Task instructions => Quote, verbatim, all material below, without pictures.

--- BEGIN Material for the task ---

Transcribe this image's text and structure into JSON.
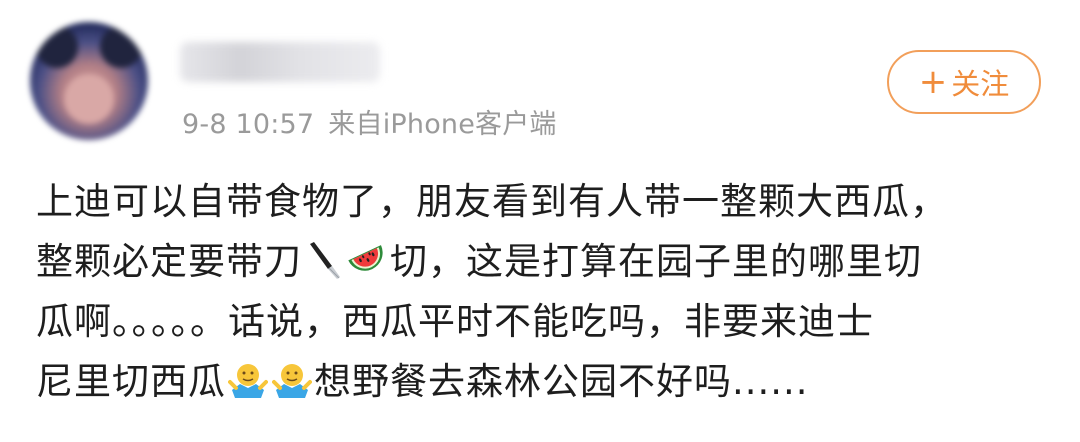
{
  "post": {
    "timestamp": "9-8 10:57",
    "source": "来自iPhone客户端",
    "follow_button": {
      "icon": "plus-icon",
      "label": "关注",
      "color": "#f08c3b"
    },
    "content_lines": [
      [
        "上迪可以自带食物了，朋友看到有人带一整颗大西瓜，"
      ],
      [
        "整颗必定要带刀",
        "切，这是打算在园子里的哪里切"
      ],
      [
        "瓜啊。。。。。话说，西瓜平时不能吃吗，非要来迪士"
      ],
      [
        "尼里切西瓜",
        "想野餐去森林公园不好吗......"
      ]
    ],
    "emojis": [
      "knife-emoji",
      "watermelon-emoji",
      "shrug-emoji",
      "shrug-emoji"
    ]
  }
}
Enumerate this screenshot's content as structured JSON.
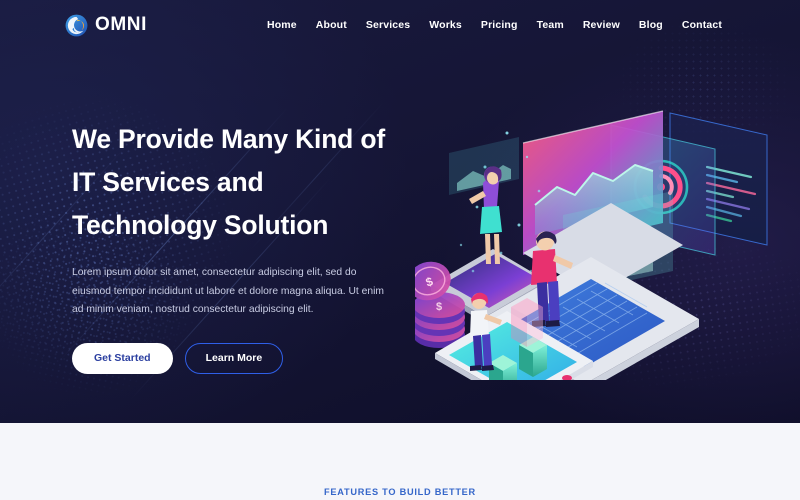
{
  "header": {
    "logo": {
      "icon": "swirl-circle-logo-icon",
      "text": "OMNI"
    },
    "nav": [
      {
        "label": "Home"
      },
      {
        "label": "About"
      },
      {
        "label": "Services"
      },
      {
        "label": "Works"
      },
      {
        "label": "Pricing"
      },
      {
        "label": "Team"
      },
      {
        "label": "Review"
      },
      {
        "label": "Blog"
      },
      {
        "label": "Contact"
      }
    ]
  },
  "hero": {
    "headline_lines": [
      "We Provide Many Kind of",
      "IT Services and",
      "Technology Solution"
    ],
    "paragraph": "Lorem ipsum dolor sit amet, consectetur adipiscing elit, sed do eiusmod tempor incididunt ut labore et dolore magna aliqua. Ut enim ad minim veniam, nostrud consectetur adipiscing elit.",
    "buttons": {
      "primary": "Get Started",
      "secondary": "Learn More"
    },
    "illustration": {
      "name": "isometric-technology-illustration",
      "elements": [
        "laptop",
        "tablet-with-bar-chart",
        "smartphone",
        "coin-stack",
        "floating-dashboard-panels",
        "person-standing-on-laptop",
        "person-on-phone-screen",
        "person-on-tablet"
      ]
    }
  },
  "features": {
    "label": "FEATURES TO BUILD BETTER"
  },
  "colors": {
    "hero_background": "#151535",
    "hero_background_deep": "#0e0e28",
    "nav_text": "#ffffff",
    "headline": "#ffffff",
    "paragraph": "#c9cde4",
    "primary_button_bg": "#ffffff",
    "primary_button_text": "#2b3fa0",
    "outline_button_border": "#2f5fe8",
    "features_background": "#f5f6fa",
    "features_label": "#3566c9",
    "logo_ring": "#2f7fd4",
    "logo_swirl": "#f5a623"
  }
}
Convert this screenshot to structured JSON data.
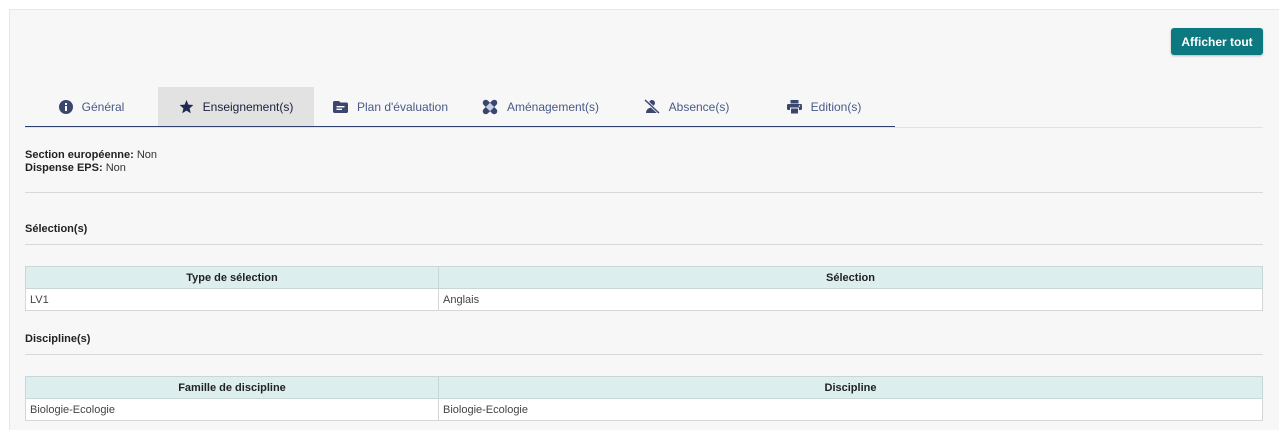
{
  "header": {
    "show_all_label": "Afficher tout"
  },
  "tabs": [
    {
      "label": "Général",
      "icon": "info-circle-icon"
    },
    {
      "label": "Enseignement(s)",
      "icon": "star-icon",
      "active": true
    },
    {
      "label": "Plan d'évaluation",
      "icon": "folder-list-icon"
    },
    {
      "label": "Aménagement(s)",
      "icon": "bandage-icon"
    },
    {
      "label": "Absence(s)",
      "icon": "person-off-icon"
    },
    {
      "label": "Edition(s)",
      "icon": "printer-icon"
    }
  ],
  "info": {
    "section_label": "Section européenne:",
    "section_value": "Non",
    "eps_label": "Dispense EPS:",
    "eps_value": "Non"
  },
  "selections": {
    "title": "Sélection(s)",
    "headers": [
      "Type de sélection",
      "Sélection"
    ],
    "rows": [
      [
        "LV1",
        "Anglais"
      ]
    ]
  },
  "disciplines": {
    "title": "Discipline(s)",
    "headers": [
      "Famille de discipline",
      "Discipline"
    ],
    "rows": [
      [
        "Biologie-Ecologie",
        "Biologie-Ecologie"
      ]
    ]
  },
  "colors": {
    "accent": "#0c7880",
    "tab_active_bg": "#e2e2e2",
    "table_header_bg": "#dcefee"
  }
}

--- END Material for the task ---

Problem solution =>
Transcribe this image's text and structure into JSON.
{
  "post": {
    "timestamp": "9-8 10:57",
    "source": "来自iPhone客户端",
    "follow_button": {
      "icon": "plus-icon",
      "label": "关注",
      "color": "#f08c3b"
    },
    "content_lines": [
      [
        "上迪可以自带食物了，朋友看到有人带一整颗大西瓜，"
      ],
      [
        "整颗必定要带刀",
        "切，这是打算在园子里的哪里切"
      ],
      [
        "瓜啊。。。。。话说，西瓜平时不能吃吗，非要来迪士"
      ],
      [
        "尼里切西瓜",
        "想野餐去森林公园不好吗......"
      ]
    ],
    "emojis": [
      "knife-emoji",
      "watermelon-emoji",
      "shrug-emoji",
      "shrug-emoji"
    ]
  }
}
Enumerate this screenshot's content as structured JSON.
{
  "header": {
    "logo": {
      "icon": "swirl-circle-logo-icon",
      "text": "OMNI"
    },
    "nav": [
      {
        "label": "Home"
      },
      {
        "label": "About"
      },
      {
        "label": "Services"
      },
      {
        "label": "Works"
      },
      {
        "label": "Pricing"
      },
      {
        "label": "Team"
      },
      {
        "label": "Review"
      },
      {
        "label": "Blog"
      },
      {
        "label": "Contact"
      }
    ]
  },
  "hero": {
    "headline_lines": [
      "We Provide Many Kind of",
      "IT Services and",
      "Technology Solution"
    ],
    "paragraph": "Lorem ipsum dolor sit amet, consectetur adipiscing elit, sed do eiusmod tempor incididunt ut labore et dolore magna aliqua. Ut enim ad minim veniam, nostrud consectetur adipiscing elit.",
    "buttons": {
      "primary": "Get Started",
      "secondary": "Learn More"
    },
    "illustration": {
      "name": "isometric-technology-illustration",
      "elements": [
        "laptop",
        "tablet-with-bar-chart",
        "smartphone",
        "coin-stack",
        "floating-dashboard-panels",
        "person-standing-on-laptop",
        "person-on-phone-screen",
        "person-on-tablet"
      ]
    }
  },
  "features": {
    "label": "FEATURES TO BUILD BETTER"
  },
  "colors": {
    "hero_background": "#151535",
    "hero_background_deep": "#0e0e28",
    "nav_text": "#ffffff",
    "headline": "#ffffff",
    "paragraph": "#c9cde4",
    "primary_button_bg": "#ffffff",
    "primary_button_text": "#2b3fa0",
    "outline_button_border": "#2f5fe8",
    "features_background": "#f5f6fa",
    "features_label": "#3566c9",
    "logo_ring": "#2f7fd4",
    "logo_swirl": "#f5a623"
  }
}
Convert this screenshot to structured JSON data.
{
  "header": {
    "show_all_label": "Afficher tout"
  },
  "tabs": [
    {
      "label": "Général",
      "icon": "info-circle-icon"
    },
    {
      "label": "Enseignement(s)",
      "icon": "star-icon",
      "active": true
    },
    {
      "label": "Plan d'évaluation",
      "icon": "folder-list-icon"
    },
    {
      "label": "Aménagement(s)",
      "icon": "bandage-icon"
    },
    {
      "label": "Absence(s)",
      "icon": "person-off-icon"
    },
    {
      "label": "Edition(s)",
      "icon": "printer-icon"
    }
  ],
  "info": {
    "section_label": "Section européenne:",
    "section_value": "Non",
    "eps_label": "Dispense EPS:",
    "eps_value": "Non"
  },
  "selections": {
    "title": "Sélection(s)",
    "headers": [
      "Type de sélection",
      "Sélection"
    ],
    "rows": [
      [
        "LV1",
        "Anglais"
      ]
    ]
  },
  "disciplines": {
    "title": "Discipline(s)",
    "headers": [
      "Famille de discipline",
      "Discipline"
    ],
    "rows": [
      [
        "Biologie-Ecologie",
        "Biologie-Ecologie"
      ]
    ]
  },
  "colors": {
    "accent": "#0c7880",
    "tab_active_bg": "#e2e2e2",
    "table_header_bg": "#dcefee"
  }
}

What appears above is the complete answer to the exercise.